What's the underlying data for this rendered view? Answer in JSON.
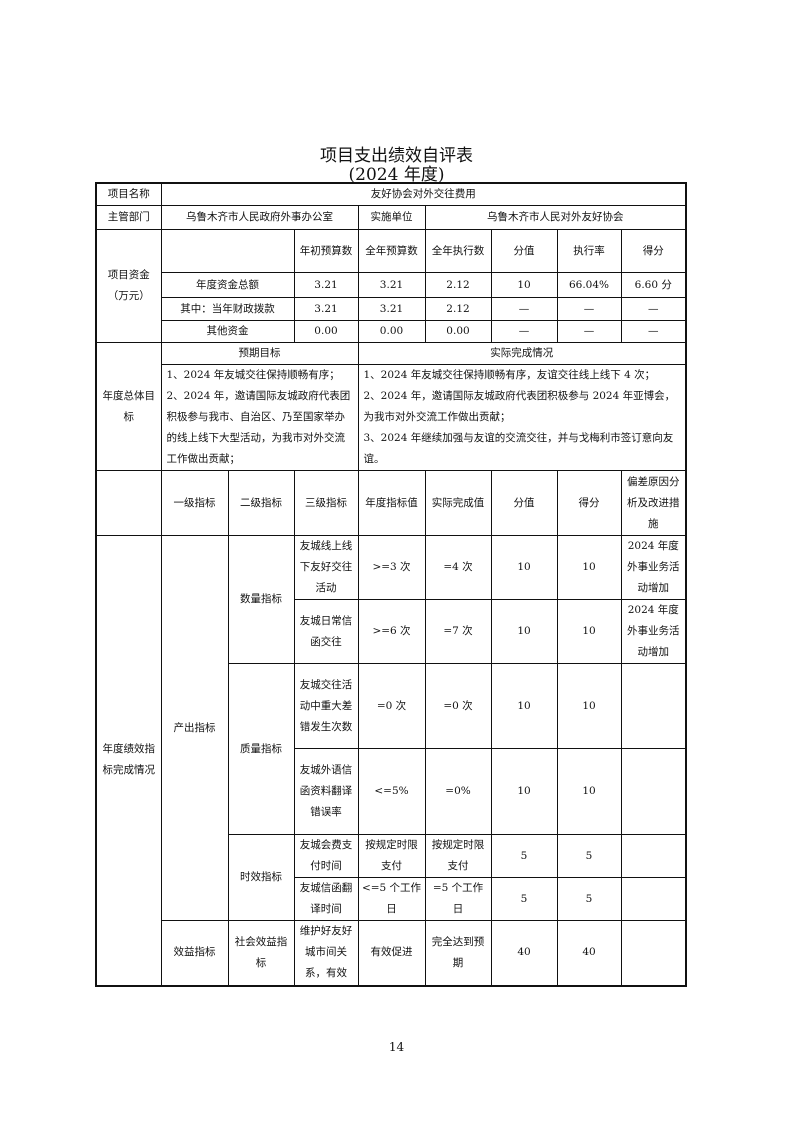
{
  "title": "项目支出绩效自评表",
  "subtitle": "(2024 年度)",
  "labels": {
    "project_name": "项目名称",
    "dept": "主管部门",
    "impl_unit": "实施单位",
    "funds": "项目资金（万元）",
    "goals": "年度总体目标",
    "expected": "预期目标",
    "actual": "实际完成情况",
    "perf": "年度绩效指标完成情况"
  },
  "project_name": "友好协会对外交往费用",
  "dept": "乌鲁木齐市人民政府外事办公室",
  "impl_unit": "乌鲁木齐市人民对外友好协会",
  "fund_headers": [
    "年初预算数",
    "全年预算数",
    "全年执行数",
    "分值",
    "执行率",
    "得分"
  ],
  "fund_rows": [
    {
      "label": "年度资金总额",
      "values": [
        "3.21",
        "3.21",
        "2.12",
        "10",
        "66.04%",
        "6.60 分"
      ]
    },
    {
      "label": "其中：当年财政拨款",
      "values": [
        "3.21",
        "3.21",
        "2.12",
        "—",
        "—",
        "—"
      ]
    },
    {
      "label": "其他资金",
      "values": [
        "0.00",
        "0.00",
        "0.00",
        "—",
        "—",
        "—"
      ]
    }
  ],
  "expected_goals": [
    "1、2024 年友城交往保持顺畅有序；",
    "2、2024 年，邀请国际友城政府代表团积极参与我市、自治区、乃至国家举办的线上线下大型活动，为我市对外交流工作做出贡献；"
  ],
  "actual_goals": [
    "1、2024 年友城交往保持顺畅有序，友谊交往线上线下 4 次；",
    "2、2024 年，邀请国际友城政府代表团积极参与 2024 年亚博会，为我市对外交流工作做出贡献；",
    "3、2024 年继续加强与友谊的交流交往，并与戈梅利市签订意向友谊。"
  ],
  "indicator_headers": [
    "一级指标",
    "二级指标",
    "三级指标",
    "年度指标值",
    "实际完成值",
    "分值",
    "得分",
    "偏差原因分析及改进措施"
  ],
  "level1": [
    "产出指标",
    "效益指标"
  ],
  "level2": [
    "数量指标",
    "质量指标",
    "时效指标",
    "社会效益指标"
  ],
  "indicators": [
    {
      "name": "友城线上线下友好交往活动",
      "target": ">=3 次",
      "actual": "=4 次",
      "score_value": "10",
      "score": "10",
      "note": "2024 年度外事业务活动增加"
    },
    {
      "name": "友城日常信函交往",
      "target": ">=6 次",
      "actual": "=7 次",
      "score_value": "10",
      "score": "10",
      "note": "2024 年度外事业务活动增加"
    },
    {
      "name": "友城交往活动中重大差错发生次数",
      "target": "=0 次",
      "actual": "=0 次",
      "score_value": "10",
      "score": "10",
      "note": ""
    },
    {
      "name": "友城外语信函资料翻译错误率",
      "target": "<=5%",
      "actual": "=0%",
      "score_value": "10",
      "score": "10",
      "note": ""
    },
    {
      "name": "友城会费支付时间",
      "target": "按规定时限支付",
      "actual": "按规定时限支付",
      "score_value": "5",
      "score": "5",
      "note": ""
    },
    {
      "name": "友城信函翻译时间",
      "target": "<=5 个工作日",
      "actual": "=5 个工作日",
      "score_value": "5",
      "score": "5",
      "note": ""
    },
    {
      "name": "维护好友好城市间关系，有效",
      "target": "有效促进",
      "actual": "完全达到预期",
      "score_value": "40",
      "score": "40",
      "note": ""
    }
  ],
  "page_number": "14"
}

• Task to carry out:
Images must not appear in the copy; reproduce everything else in the records verbatim.

• Exercise answer:
What's the underlying data for this rendered view? Answer in JSON.
{
  "title": "项目支出绩效自评表",
  "subtitle": "(2024 年度)",
  "labels": {
    "project_name": "项目名称",
    "dept": "主管部门",
    "impl_unit": "实施单位",
    "funds": "项目资金（万元）",
    "goals": "年度总体目标",
    "expected": "预期目标",
    "actual": "实际完成情况",
    "perf": "年度绩效指标完成情况"
  },
  "project_name": "友好协会对外交往费用",
  "dept": "乌鲁木齐市人民政府外事办公室",
  "impl_unit": "乌鲁木齐市人民对外友好协会",
  "fund_headers": [
    "年初预算数",
    "全年预算数",
    "全年执行数",
    "分值",
    "执行率",
    "得分"
  ],
  "fund_rows": [
    {
      "label": "年度资金总额",
      "values": [
        "3.21",
        "3.21",
        "2.12",
        "10",
        "66.04%",
        "6.60 分"
      ]
    },
    {
      "label": "其中：当年财政拨款",
      "values": [
        "3.21",
        "3.21",
        "2.12",
        "—",
        "—",
        "—"
      ]
    },
    {
      "label": "其他资金",
      "values": [
        "0.00",
        "0.00",
        "0.00",
        "—",
        "—",
        "—"
      ]
    }
  ],
  "expected_goals": [
    "1、2024 年友城交往保持顺畅有序；",
    "2、2024 年，邀请国际友城政府代表团积极参与我市、自治区、乃至国家举办的线上线下大型活动，为我市对外交流工作做出贡献；"
  ],
  "actual_goals": [
    "1、2024 年友城交往保持顺畅有序，友谊交往线上线下 4 次；",
    "2、2024 年，邀请国际友城政府代表团积极参与 2024 年亚博会，为我市对外交流工作做出贡献；",
    "3、2024 年继续加强与友谊的交流交往，并与戈梅利市签订意向友谊。"
  ],
  "indicator_headers": [
    "一级指标",
    "二级指标",
    "三级指标",
    "年度指标值",
    "实际完成值",
    "分值",
    "得分",
    "偏差原因分析及改进措施"
  ],
  "level1": [
    "产出指标",
    "效益指标"
  ],
  "level2": [
    "数量指标",
    "质量指标",
    "时效指标",
    "社会效益指标"
  ],
  "indicators": [
    {
      "name": "友城线上线下友好交往活动",
      "target": ">=3 次",
      "actual": "=4 次",
      "score_value": "10",
      "score": "10",
      "note": "2024 年度外事业务活动增加"
    },
    {
      "name": "友城日常信函交往",
      "target": ">=6 次",
      "actual": "=7 次",
      "score_value": "10",
      "score": "10",
      "note": "2024 年度外事业务活动增加"
    },
    {
      "name": "友城交往活动中重大差错发生次数",
      "target": "=0 次",
      "actual": "=0 次",
      "score_value": "10",
      "score": "10",
      "note": ""
    },
    {
      "name": "友城外语信函资料翻译错误率",
      "target": "<=5%",
      "actual": "=0%",
      "score_value": "10",
      "score": "10",
      "note": ""
    },
    {
      "name": "友城会费支付时间",
      "target": "按规定时限支付",
      "actual": "按规定时限支付",
      "score_value": "5",
      "score": "5",
      "note": ""
    },
    {
      "name": "友城信函翻译时间",
      "target": "<=5 个工作日",
      "actual": "=5 个工作日",
      "score_value": "5",
      "score": "5",
      "note": ""
    },
    {
      "name": "维护好友好城市间关系，有效",
      "target": "有效促进",
      "actual": "完全达到预期",
      "score_value": "40",
      "score": "40",
      "note": ""
    }
  ],
  "page_number": "14"
}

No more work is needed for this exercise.